■ Short task: Write every record out again exactly, and keep images out of it.

■ Extracted information:
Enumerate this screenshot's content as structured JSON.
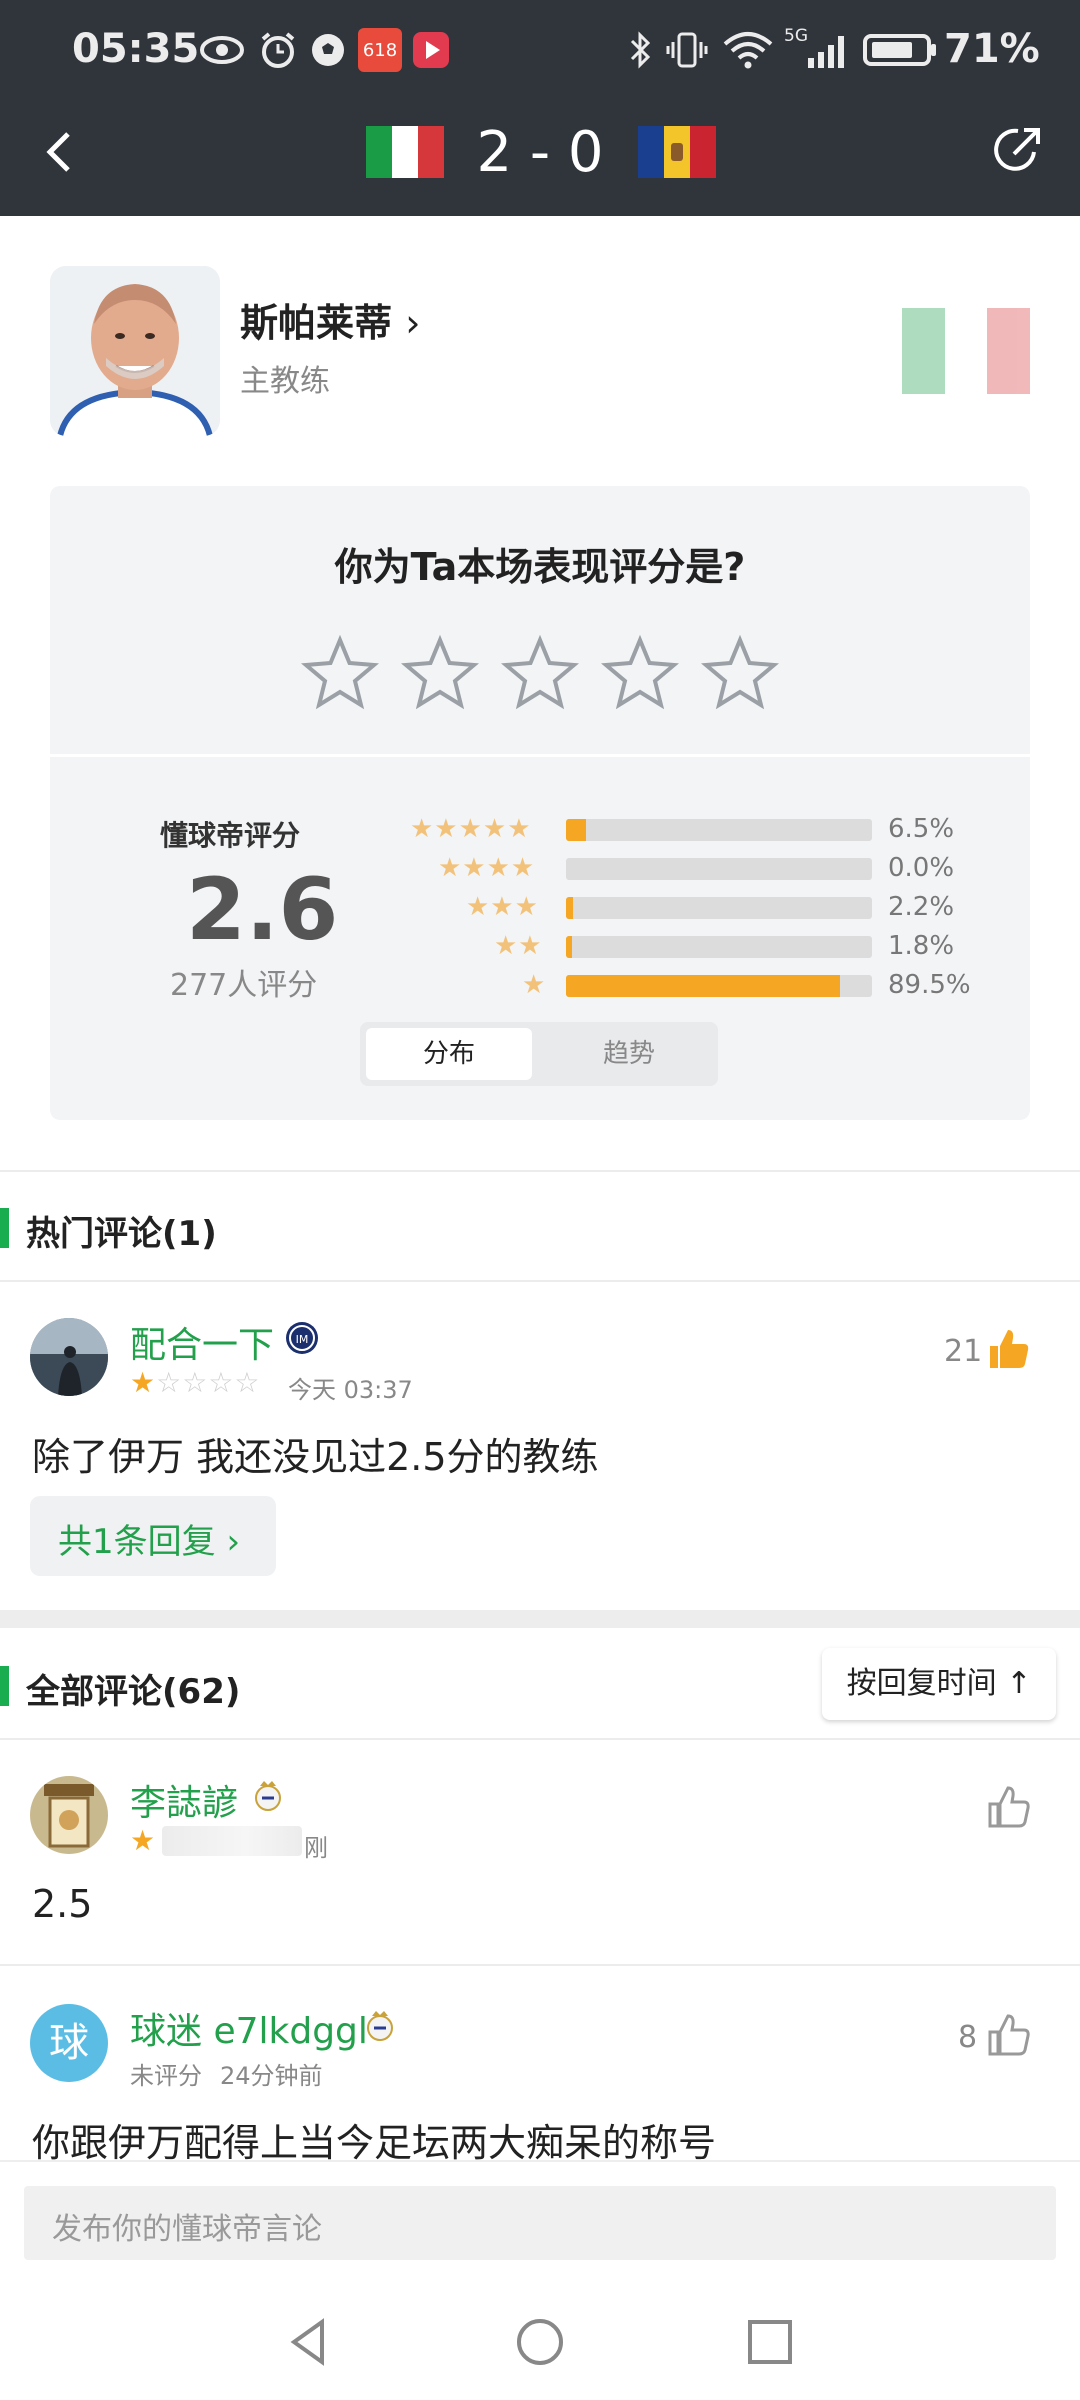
{
  "status_bar": {
    "time": "05:35",
    "battery": "71%",
    "network": "5G",
    "app_badge": "618",
    "icons": [
      "eye-icon",
      "alarm-icon",
      "football-icon",
      "app-618-icon",
      "video-app-icon",
      "bluetooth-icon",
      "vibrate-icon",
      "wifi-icon",
      "signal-icon",
      "battery-icon"
    ]
  },
  "header": {
    "score": "2 - 0",
    "home_flag_colors": [
      "#1a9c47",
      "#ffffff",
      "#d6373a"
    ],
    "away_flag_colors": [
      "#1a3f8f",
      "#f4c42b",
      "#c9242f"
    ]
  },
  "coach": {
    "name": "斯帕莱蒂",
    "role": "主教练"
  },
  "rating": {
    "question": "你为Ta本场表现评分是?",
    "user_stars": 0,
    "label": "懂球帝评分",
    "score": "2.6",
    "count": "277人评分",
    "distribution": [
      {
        "stars": 5,
        "pct_text": "6.5%",
        "pct": 6.5
      },
      {
        "stars": 4,
        "pct_text": "0.0%",
        "pct": 0.0
      },
      {
        "stars": 3,
        "pct_text": "2.2%",
        "pct": 2.2
      },
      {
        "stars": 2,
        "pct_text": "1.8%",
        "pct": 1.8
      },
      {
        "stars": 1,
        "pct_text": "89.5%",
        "pct": 89.5
      }
    ],
    "tabs": [
      "分布",
      "趋势"
    ]
  },
  "hot_section": {
    "title": "热门评论(1)",
    "comment": {
      "user": "配合一下",
      "stars": 1,
      "time": "今天 03:37",
      "likes": "21",
      "text": "除了伊万 我还没见过2.5分的教练",
      "replies": "共1条回复 ›"
    }
  },
  "all_section": {
    "title": "全部评论(62)",
    "sort_label": "按回复时间 ↑",
    "comments": [
      {
        "user": "李誌諺",
        "stars": 1,
        "time": "刚",
        "likes": "",
        "text": "2.5"
      },
      {
        "user": "球迷 e7lkdggl",
        "avatar_char": "球",
        "status": "未评分",
        "time": "24分钟前",
        "likes": "8",
        "text": "你跟伊万配得上当今足坛两大痴呆的称号"
      }
    ]
  },
  "input": {
    "placeholder": "发布你的懂球帝言论"
  },
  "colors": {
    "header_bg": "#2f353b",
    "accent_green": "#22a04b",
    "star_orange": "#f5a623"
  }
}
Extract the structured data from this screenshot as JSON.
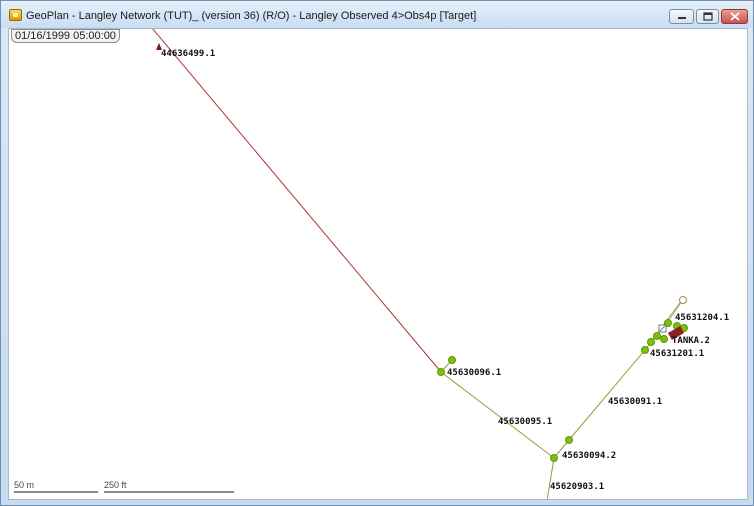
{
  "window": {
    "title": "GeoPlan - Langley Network (TUT)_ (version 36) (R/O) - Langley Observed 4>Obs4p  [Target]",
    "app_icon": "geoplan-app-icon",
    "controls": [
      "minimize-icon",
      "maximize-icon",
      "close-icon"
    ]
  },
  "map": {
    "timestamp": "01/16/1999 05:00:00",
    "scale_metric": "50 m",
    "scale_imperial": "250 ft",
    "colors": {
      "trunk_main": "#a83a34",
      "main": "#8fa03a",
      "node": "#7cbf0e",
      "node_outline": "#5c9a08"
    },
    "labels": {
      "n44636499": "44636499.1",
      "n45630096": "45630096.1",
      "p45630095": "45630095.1",
      "p45630091": "45630091.1",
      "n45630094": "45630094.2",
      "n45620903": "45620903.1",
      "n45631204": "45631204.1",
      "tanka": "TANKA.2",
      "n45631201": "45631201.1"
    }
  }
}
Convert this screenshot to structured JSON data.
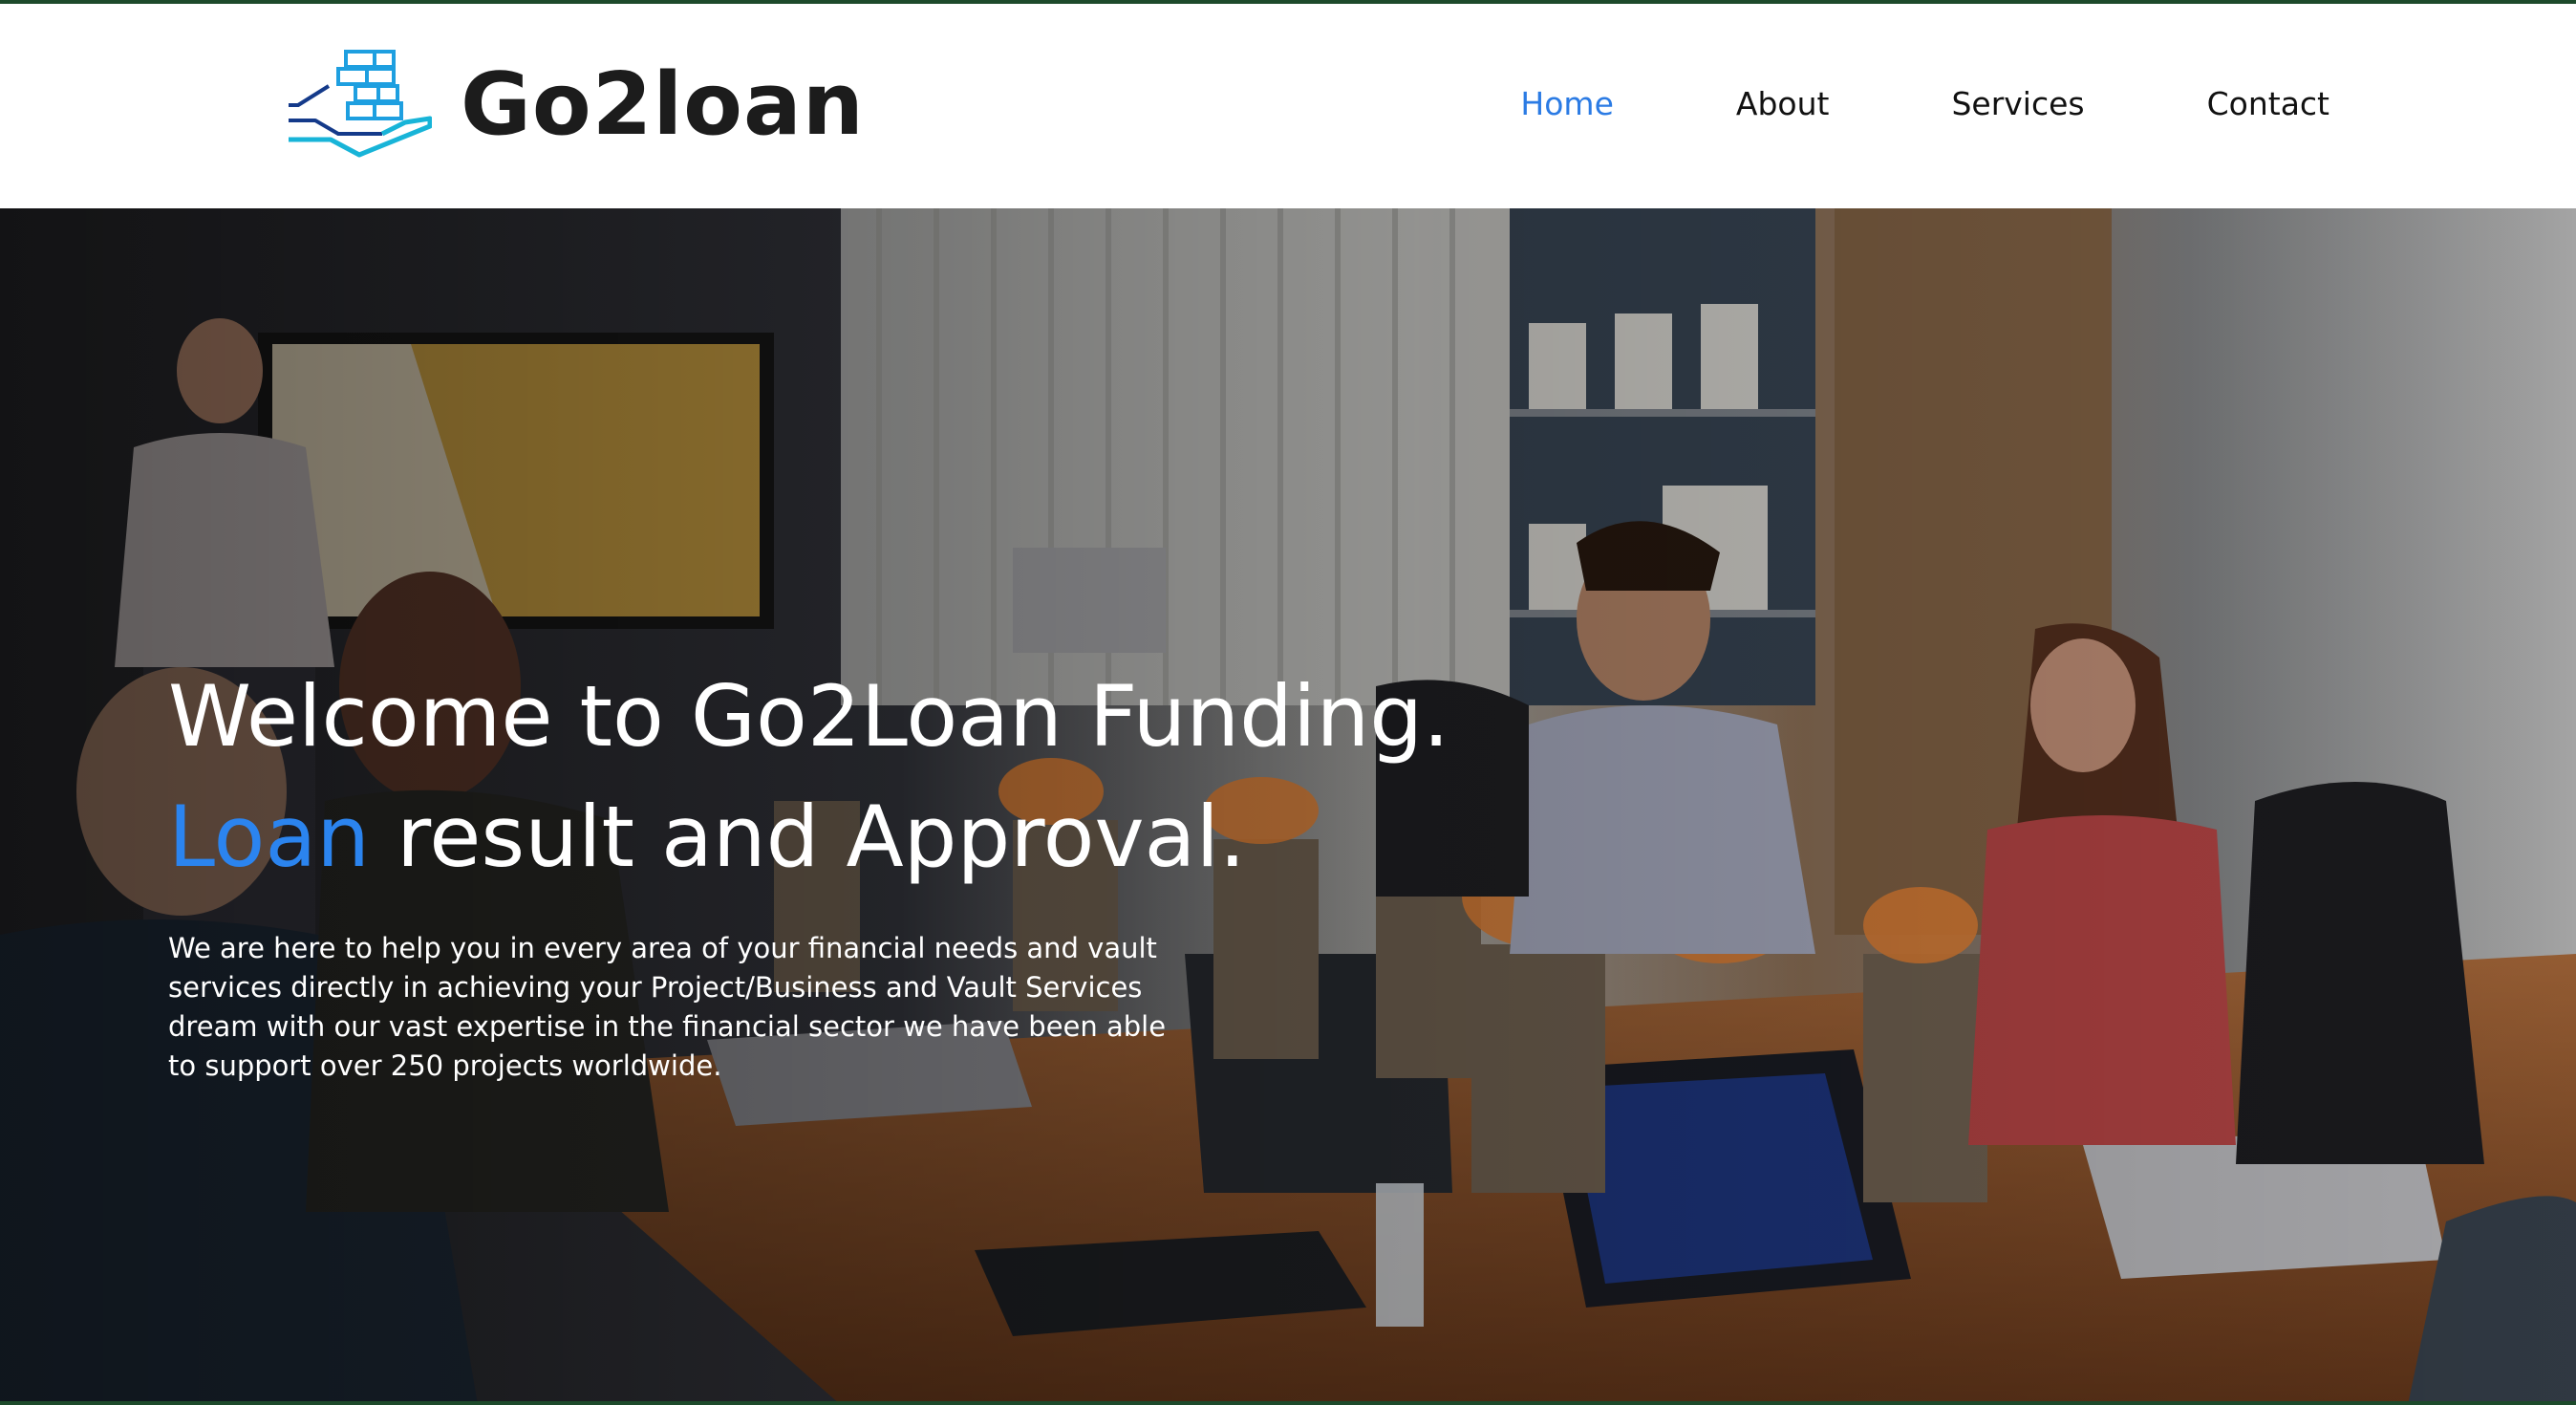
{
  "header": {
    "logo_text": "Go2loan",
    "nav": [
      {
        "label": "Home",
        "active": true
      },
      {
        "label": "About",
        "active": false
      },
      {
        "label": "Services",
        "active": false
      },
      {
        "label": "Contact",
        "active": false
      }
    ]
  },
  "hero": {
    "headline_line1": "Welcome to Go2Loan Funding.",
    "headline_line2_accent": "Loan",
    "headline_line2_rest": " result and Approval.",
    "body": "We are here to help you in every area of your financial needs and vault services directly in achieving your Project/Business and Vault Services dream with our vast expertise in the financial sector we have been able to support over 250 projects worldwide."
  },
  "colors": {
    "accent": "#2b84ef",
    "nav_active": "#2b7be4",
    "top_border": "#1d4a2b",
    "logo_mark": "#1ea0e0"
  },
  "icons": {
    "logo_mark": "stacked-coins-hand-icon"
  }
}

■ Finished exercise:
Enumerate this screenshot's content as structured JSON.
{
  "status_bar": {
    "time": "05:35",
    "battery": "71%",
    "network": "5G",
    "app_badge": "618",
    "icons": [
      "eye-icon",
      "alarm-icon",
      "football-icon",
      "app-618-icon",
      "video-app-icon",
      "bluetooth-icon",
      "vibrate-icon",
      "wifi-icon",
      "signal-icon",
      "battery-icon"
    ]
  },
  "header": {
    "score": "2 - 0",
    "home_flag_colors": [
      "#1a9c47",
      "#ffffff",
      "#d6373a"
    ],
    "away_flag_colors": [
      "#1a3f8f",
      "#f4c42b",
      "#c9242f"
    ]
  },
  "coach": {
    "name": "斯帕莱蒂",
    "role": "主教练"
  },
  "rating": {
    "question": "你为Ta本场表现评分是?",
    "user_stars": 0,
    "label": "懂球帝评分",
    "score": "2.6",
    "count": "277人评分",
    "distribution": [
      {
        "stars": 5,
        "pct_text": "6.5%",
        "pct": 6.5
      },
      {
        "stars": 4,
        "pct_text": "0.0%",
        "pct": 0.0
      },
      {
        "stars": 3,
        "pct_text": "2.2%",
        "pct": 2.2
      },
      {
        "stars": 2,
        "pct_text": "1.8%",
        "pct": 1.8
      },
      {
        "stars": 1,
        "pct_text": "89.5%",
        "pct": 89.5
      }
    ],
    "tabs": [
      "分布",
      "趋势"
    ]
  },
  "hot_section": {
    "title": "热门评论(1)",
    "comment": {
      "user": "配合一下",
      "stars": 1,
      "time": "今天 03:37",
      "likes": "21",
      "text": "除了伊万 我还没见过2.5分的教练",
      "replies": "共1条回复 ›"
    }
  },
  "all_section": {
    "title": "全部评论(62)",
    "sort_label": "按回复时间 ↑",
    "comments": [
      {
        "user": "李誌諺",
        "stars": 1,
        "time": "刚",
        "likes": "",
        "text": "2.5"
      },
      {
        "user": "球迷 e7lkdggl",
        "avatar_char": "球",
        "status": "未评分",
        "time": "24分钟前",
        "likes": "8",
        "text": "你跟伊万配得上当今足坛两大痴呆的称号"
      }
    ]
  },
  "input": {
    "placeholder": "发布你的懂球帝言论"
  },
  "colors": {
    "header_bg": "#2f353b",
    "accent_green": "#22a04b",
    "star_orange": "#f5a623"
  }
}
Extract the structured data from this screenshot as JSON.
{
  "window": {
    "title": "GeoPlan - Langley Network (TUT)_ (version 36) (R/O) - Langley Observed 4>Obs4p  [Target]",
    "app_icon": "geoplan-app-icon",
    "controls": [
      "minimize-icon",
      "maximize-icon",
      "close-icon"
    ]
  },
  "map": {
    "timestamp": "01/16/1999 05:00:00",
    "scale_metric": "50 m",
    "scale_imperial": "250 ft",
    "colors": {
      "trunk_main": "#a83a34",
      "main": "#8fa03a",
      "node": "#7cbf0e",
      "node_outline": "#5c9a08"
    },
    "labels": {
      "n44636499": "44636499.1",
      "n45630096": "45630096.1",
      "p45630095": "45630095.1",
      "p45630091": "45630091.1",
      "n45630094": "45630094.2",
      "n45620903": "45620903.1",
      "n45631204": "45631204.1",
      "tanka": "TANKA.2",
      "n45631201": "45631201.1"
    }
  }
}
Convert this screenshot to structured JSON data.
{
  "header": {
    "logo_text": "Go2loan",
    "nav": [
      {
        "label": "Home",
        "active": true
      },
      {
        "label": "About",
        "active": false
      },
      {
        "label": "Services",
        "active": false
      },
      {
        "label": "Contact",
        "active": false
      }
    ]
  },
  "hero": {
    "headline_line1": "Welcome to Go2Loan Funding.",
    "headline_line2_accent": "Loan",
    "headline_line2_rest": " result and Approval.",
    "body": "We are here to help you in every area of your financial needs and vault services directly in achieving your Project/Business and Vault Services dream with our vast expertise in the financial sector we have been able to support over 250 projects worldwide."
  },
  "colors": {
    "accent": "#2b84ef",
    "nav_active": "#2b7be4",
    "top_border": "#1d4a2b",
    "logo_mark": "#1ea0e0"
  },
  "icons": {
    "logo_mark": "stacked-coins-hand-icon"
  }
}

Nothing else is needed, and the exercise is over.